┌─ SOURCE TEXT
We continue to have a carefully controlled single source supply strategy for staff:

  • Thales HR’s resourcing team carry out the recruitment of our permanent staff;

  • Morsons carry out the recruitment of contractors and temporary staff. Morsons provide us with a full sourcing and an administrative function under a service contract, including statutory employment checks; and

  • Our shareholders NATS and Thales HR carry out the recruitment of secondees for their own employees.

In addition to the checks that the resource suppliers are contracted to undertake, we also verify for ourselves an employee’s right to work in the United Kingdom before they are actively engaged in meaningful employment whether on a temporary or permanent basis - this is also necessary for security clearances.

Once an employment offer is made, all new employees are processed and documented by Thales HR using an online human resources tool called ‘Workday’.
└─
TASKS TO PERFORM =
**a)** In the staff recruitment text, shorten the paragraph beginning "In addition to the checks" to a single brief sentence that keeps its main facts.
**b)** According to the staff recruitment text, who recruits contractors and temporary staff?
**c)** Go on with the staff recruitment text for a paragraph or two, starting after its final sentence about the tool called "Workday."
┌─ DATASET CONTENT
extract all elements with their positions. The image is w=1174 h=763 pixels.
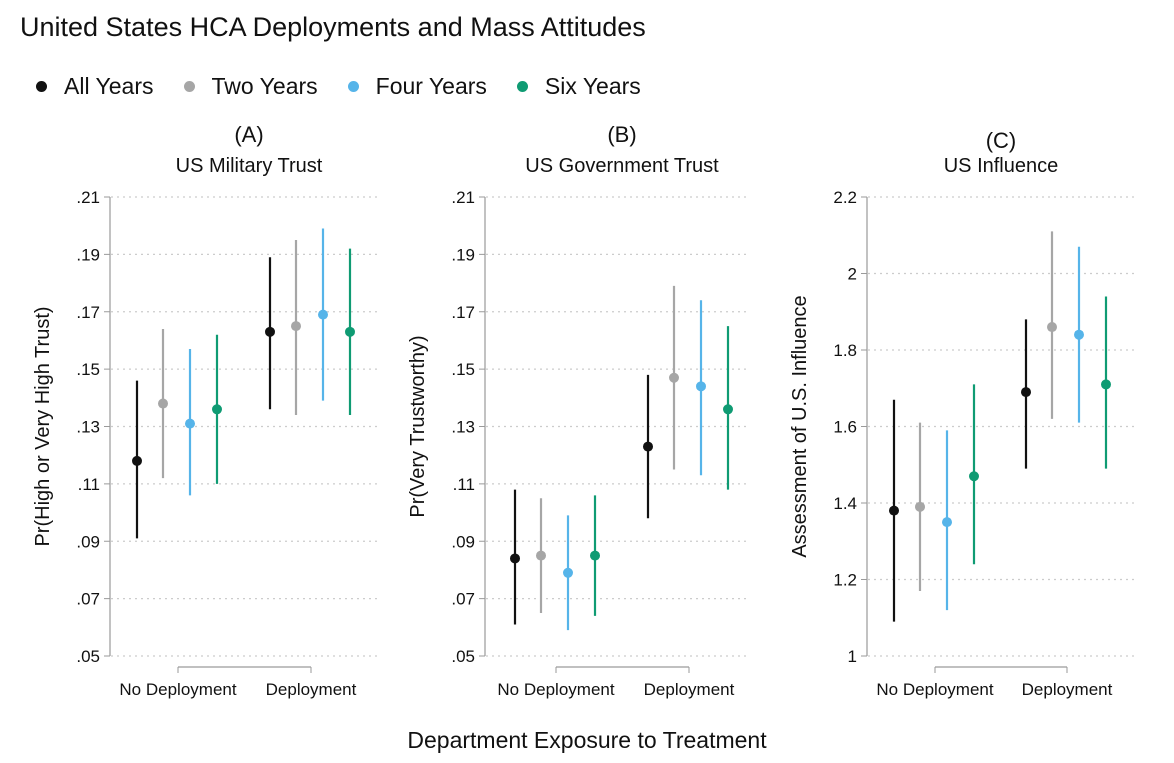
└─
TASK ANSWERS =
**a)** Beyond the suppliers' contracted checks, the organization confirms each employee's right to work in the United Kingdom before meaningful temporary or permanent employment begins, which security clearances also require.

**b)** Morsons.

**c)**
Internal Aquila Policies

To ensure we minimise the risk of modern slavery activities within our own business and our supply chain, we have policies and practices that:

  • Promote fair employment practices;

  • Promote fair and competitive wages; and

  • Prevent harassment, bullying, discrimination, the use of child or force labour or trafficking people for any purpose.

All of the following policies have been signed off by the Board of Directors.

  • Modern Slavery Act Policy: which is reviewed annually and sets out a list of initiatives that we have already implemented to meet and maintain the principles of the Modern Slavery Act;

  • Fair employment practices: covering flexible working, maternity leave, and performance reviews;

  • Prevention of harassment, bullying, and discrimination: policy on Anti-Harassment and Bullying as well disciplinary and grievance procedures;

  • Whistleblowing policy: designed to enable employees to make disclosures without fear of recrimination.

  • Code of conduct and Ethics policy: both clarifying the high standard of actions and behaviours expected of employees when representing the organisation; and

  • Recruitment policy: we have a reputable single supplier resourcing partner who uses only reputable employment agencies to source.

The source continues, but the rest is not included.